- _Exercise brief_
Every entry that follows should be reproduced exactly.

- _Records supplied_
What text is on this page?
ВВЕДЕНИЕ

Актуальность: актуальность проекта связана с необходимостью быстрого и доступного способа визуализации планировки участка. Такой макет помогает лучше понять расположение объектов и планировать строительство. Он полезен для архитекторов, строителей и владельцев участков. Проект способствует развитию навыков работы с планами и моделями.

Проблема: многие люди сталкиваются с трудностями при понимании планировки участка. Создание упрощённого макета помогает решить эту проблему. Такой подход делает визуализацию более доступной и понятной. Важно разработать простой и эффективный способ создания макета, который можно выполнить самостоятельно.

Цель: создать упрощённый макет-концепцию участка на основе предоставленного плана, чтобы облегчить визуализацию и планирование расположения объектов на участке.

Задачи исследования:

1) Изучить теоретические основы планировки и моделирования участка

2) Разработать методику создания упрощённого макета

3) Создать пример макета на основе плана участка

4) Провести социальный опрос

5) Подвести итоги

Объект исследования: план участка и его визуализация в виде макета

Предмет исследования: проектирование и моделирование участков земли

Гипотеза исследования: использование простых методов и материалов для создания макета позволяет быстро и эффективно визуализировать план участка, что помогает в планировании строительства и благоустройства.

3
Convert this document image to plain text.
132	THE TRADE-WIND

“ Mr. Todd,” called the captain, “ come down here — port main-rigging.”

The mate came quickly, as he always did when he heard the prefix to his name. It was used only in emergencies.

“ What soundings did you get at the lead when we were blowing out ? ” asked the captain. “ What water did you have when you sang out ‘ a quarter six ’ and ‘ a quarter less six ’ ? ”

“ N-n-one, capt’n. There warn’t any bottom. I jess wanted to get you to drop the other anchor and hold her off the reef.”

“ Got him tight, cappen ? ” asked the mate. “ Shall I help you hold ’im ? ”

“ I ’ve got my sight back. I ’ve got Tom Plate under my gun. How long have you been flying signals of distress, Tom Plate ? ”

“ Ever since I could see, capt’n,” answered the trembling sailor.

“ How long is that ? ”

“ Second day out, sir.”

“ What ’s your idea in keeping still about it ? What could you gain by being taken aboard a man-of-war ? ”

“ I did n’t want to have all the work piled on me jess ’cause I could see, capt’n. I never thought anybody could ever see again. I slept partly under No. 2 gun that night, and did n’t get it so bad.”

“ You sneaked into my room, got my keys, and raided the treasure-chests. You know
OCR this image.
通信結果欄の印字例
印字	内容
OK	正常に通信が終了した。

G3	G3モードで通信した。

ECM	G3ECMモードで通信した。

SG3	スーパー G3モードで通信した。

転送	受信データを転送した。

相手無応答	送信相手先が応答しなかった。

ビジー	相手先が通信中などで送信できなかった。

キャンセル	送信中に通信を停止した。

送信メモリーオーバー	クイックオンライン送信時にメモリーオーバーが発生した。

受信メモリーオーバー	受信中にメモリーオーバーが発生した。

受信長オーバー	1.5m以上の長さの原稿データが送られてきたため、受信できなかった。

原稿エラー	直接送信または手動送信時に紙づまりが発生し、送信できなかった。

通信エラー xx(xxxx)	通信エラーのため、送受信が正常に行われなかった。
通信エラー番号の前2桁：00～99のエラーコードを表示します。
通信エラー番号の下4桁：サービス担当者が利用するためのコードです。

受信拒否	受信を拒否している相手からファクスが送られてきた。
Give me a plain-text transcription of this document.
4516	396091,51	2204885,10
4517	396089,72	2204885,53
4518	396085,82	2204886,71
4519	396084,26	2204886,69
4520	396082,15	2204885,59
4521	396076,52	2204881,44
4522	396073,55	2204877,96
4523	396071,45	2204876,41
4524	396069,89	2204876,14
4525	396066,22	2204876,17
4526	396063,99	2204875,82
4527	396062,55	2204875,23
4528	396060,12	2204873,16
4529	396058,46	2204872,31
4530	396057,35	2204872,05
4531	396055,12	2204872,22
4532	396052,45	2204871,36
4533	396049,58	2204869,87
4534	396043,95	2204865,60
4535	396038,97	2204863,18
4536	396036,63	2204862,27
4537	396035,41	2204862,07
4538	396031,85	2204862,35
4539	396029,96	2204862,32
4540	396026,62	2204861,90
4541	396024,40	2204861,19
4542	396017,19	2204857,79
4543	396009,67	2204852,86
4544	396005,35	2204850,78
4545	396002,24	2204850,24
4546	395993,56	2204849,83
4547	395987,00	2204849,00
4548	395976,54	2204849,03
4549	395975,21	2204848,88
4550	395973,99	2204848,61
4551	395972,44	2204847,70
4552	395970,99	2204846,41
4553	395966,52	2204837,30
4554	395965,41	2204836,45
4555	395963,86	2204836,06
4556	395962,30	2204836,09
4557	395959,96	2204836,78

- _The answer_
What text is on this page?
ВВЕДЕНИЕ

Актуальность: актуальность проекта связана с необходимостью быстрого и доступного способа визуализации планировки участка. Такой макет помогает лучше понять расположение объектов и планировать строительство. Он полезен для архитекторов, строителей и владельцев участков. Проект способствует развитию навыков работы с планами и моделями.

Проблема: многие люди сталкиваются с трудностями при понимании планировки участка. Создание упрощённого макета помогает решить эту проблему. Такой подход делает визуализацию более доступной и понятной. Важно разработать простой и эффективный способ создания макета, который можно выполнить самостоятельно.

Цель: создать упрощённый макет-концепцию участка на основе предоставленного плана, чтобы облегчить визуализацию и планирование расположения объектов на участке.

Задачи исследования:

1) Изучить теоретические основы планировки и моделирования участка

2) Разработать методику создания упрощённого макета

3) Создать пример макета на основе плана участка

4) Провести социальный опрос

5) Подвести итоги

Объект исследования: план участка и его визуализация в виде макета

Предмет исследования: проектирование и моделирование участков земли

Гипотеза исследования: использование простых методов и материалов для создания макета позволяет быстро и эффективно визуализировать план участка, что помогает в планировании строительства и благоустройства.

3
Convert this document image to plain text.
132	THE TRADE-WIND

“ Mr. Todd,” called the captain, “ come down here — port main-rigging.”

The mate came quickly, as he always did when he heard the prefix to his name. It was used only in emergencies.

“ What soundings did you get at the lead when we were blowing out ? ” asked the captain. “ What water did you have when you sang out ‘ a quarter six ’ and ‘ a quarter less six ’ ? ”

“ N-n-one, capt’n. There warn’t any bottom. I jess wanted to get you to drop the other anchor and hold her off the reef.”

“ Got him tight, cappen ? ” asked the mate. “ Shall I help you hold ’im ? ”

“ I ’ve got my sight back. I ’ve got Tom Plate under my gun. How long have you been flying signals of distress, Tom Plate ? ”

“ Ever since I could see, capt’n,” answered the trembling sailor.

“ How long is that ? ”

“ Second day out, sir.”

“ What ’s your idea in keeping still about it ? What could you gain by being taken aboard a man-of-war ? ”

“ I did n’t want to have all the work piled on me jess ’cause I could see, capt’n. I never thought anybody could ever see again. I slept partly under No. 2 gun that night, and did n’t get it so bad.”

“ You sneaked into my room, got my keys, and raided the treasure-chests. You know
OCR this image.
通信結果欄の印字例
印字	内容
OK	正常に通信が終了した。

G3	G3モードで通信した。

ECM	G3ECMモードで通信した。

SG3	スーパー G3モードで通信した。

転送	受信データを転送した。

相手無応答	送信相手先が応答しなかった。

ビジー	相手先が通信中などで送信できなかった。

キャンセル	送信中に通信を停止した。

送信メモリーオーバー	クイックオンライン送信時にメモリーオーバーが発生した。

受信メモリーオーバー	受信中にメモリーオーバーが発生した。

受信長オーバー	1.5m以上の長さの原稿データが送られてきたため、受信できなかった。

原稿エラー	直接送信または手動送信時に紙づまりが発生し、送信できなかった。

通信エラー xx(xxxx)	通信エラーのため、送受信が正常に行われなかった。
通信エラー番号の前2桁：00～99のエラーコードを表示します。
通信エラー番号の下4桁：サービス担当者が利用するためのコードです。

受信拒否	受信を拒否している相手からファクスが送られてきた。
Give me a plain-text transcription of this document.
4516	396091,51	2204885,10
4517	396089,72	2204885,53
4518	396085,82	2204886,71
4519	396084,26	2204886,69
4520	396082,15	2204885,59
4521	396076,52	2204881,44
4522	396073,55	2204877,96
4523	396071,45	2204876,41
4524	396069,89	2204876,14
4525	396066,22	2204876,17
4526	396063,99	2204875,82
4527	396062,55	2204875,23
4528	396060,12	2204873,16
4529	396058,46	2204872,31
4530	396057,35	2204872,05
4531	396055,12	2204872,22
4532	396052,45	2204871,36
4533	396049,58	2204869,87
4534	396043,95	2204865,60
4535	396038,97	2204863,18
4536	396036,63	2204862,27
4537	396035,41	2204862,07
4538	396031,85	2204862,35
4539	396029,96	2204862,32
4540	396026,62	2204861,90
4541	396024,40	2204861,19
4542	396017,19	2204857,79
4543	396009,67	2204852,86
4544	396005,35	2204850,78
4545	396002,24	2204850,24
4546	395993,56	2204849,83
4547	395987,00	2204849,00
4548	395976,54	2204849,03
4549	395975,21	2204848,88
4550	395973,99	2204848,61
4551	395972,44	2204847,70
4552	395970,99	2204846,41
4553	395966,52	2204837,30
4554	395965,41	2204836,45
4555	395963,86	2204836,06
4556	395962,30	2204836,09
4557	395959,96	2204836,78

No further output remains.